— begin Stored rows —

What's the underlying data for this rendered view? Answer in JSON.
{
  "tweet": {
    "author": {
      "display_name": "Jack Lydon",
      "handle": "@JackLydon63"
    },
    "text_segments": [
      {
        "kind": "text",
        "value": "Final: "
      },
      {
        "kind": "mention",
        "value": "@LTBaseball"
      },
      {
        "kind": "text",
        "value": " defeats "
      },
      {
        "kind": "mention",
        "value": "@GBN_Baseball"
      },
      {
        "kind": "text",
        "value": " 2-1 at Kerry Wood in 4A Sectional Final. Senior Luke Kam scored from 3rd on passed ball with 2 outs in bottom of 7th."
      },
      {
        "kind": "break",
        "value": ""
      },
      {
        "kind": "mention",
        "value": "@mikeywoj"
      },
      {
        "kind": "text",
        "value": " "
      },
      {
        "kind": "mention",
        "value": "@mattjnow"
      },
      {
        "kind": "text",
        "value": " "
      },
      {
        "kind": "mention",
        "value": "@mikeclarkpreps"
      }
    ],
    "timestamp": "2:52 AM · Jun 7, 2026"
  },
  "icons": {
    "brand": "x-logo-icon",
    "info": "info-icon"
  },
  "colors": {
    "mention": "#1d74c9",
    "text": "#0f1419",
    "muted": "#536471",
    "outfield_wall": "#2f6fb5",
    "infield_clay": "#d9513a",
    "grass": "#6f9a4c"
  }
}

— end Stored rows —

Each line above is to be repeated exactly.

What's the underlying data for this rendered view? Answer in JSON.
{
  "tweet": {
    "author": {
      "display_name": "Jack Lydon",
      "handle": "@JackLydon63"
    },
    "text_segments": [
      {
        "kind": "text",
        "value": "Final: "
      },
      {
        "kind": "mention",
        "value": "@LTBaseball"
      },
      {
        "kind": "text",
        "value": " defeats "
      },
      {
        "kind": "mention",
        "value": "@GBN_Baseball"
      },
      {
        "kind": "text",
        "value": " 2-1 at Kerry Wood in 4A Sectional Final. Senior Luke Kam scored from 3rd on passed ball with 2 outs in bottom of 7th."
      },
      {
        "kind": "break",
        "value": ""
      },
      {
        "kind": "mention",
        "value": "@mikeywoj"
      },
      {
        "kind": "text",
        "value": " "
      },
      {
        "kind": "mention",
        "value": "@mattjnow"
      },
      {
        "kind": "text",
        "value": " "
      },
      {
        "kind": "mention",
        "value": "@mikeclarkpreps"
      }
    ],
    "timestamp": "2:52 AM · Jun 7, 2026"
  },
  "icons": {
    "brand": "x-logo-icon",
    "info": "info-icon"
  },
  "colors": {
    "mention": "#1d74c9",
    "text": "#0f1419",
    "muted": "#536471",
    "outfield_wall": "#2f6fb5",
    "infield_clay": "#d9513a",
    "grass": "#6f9a4c"
  }
}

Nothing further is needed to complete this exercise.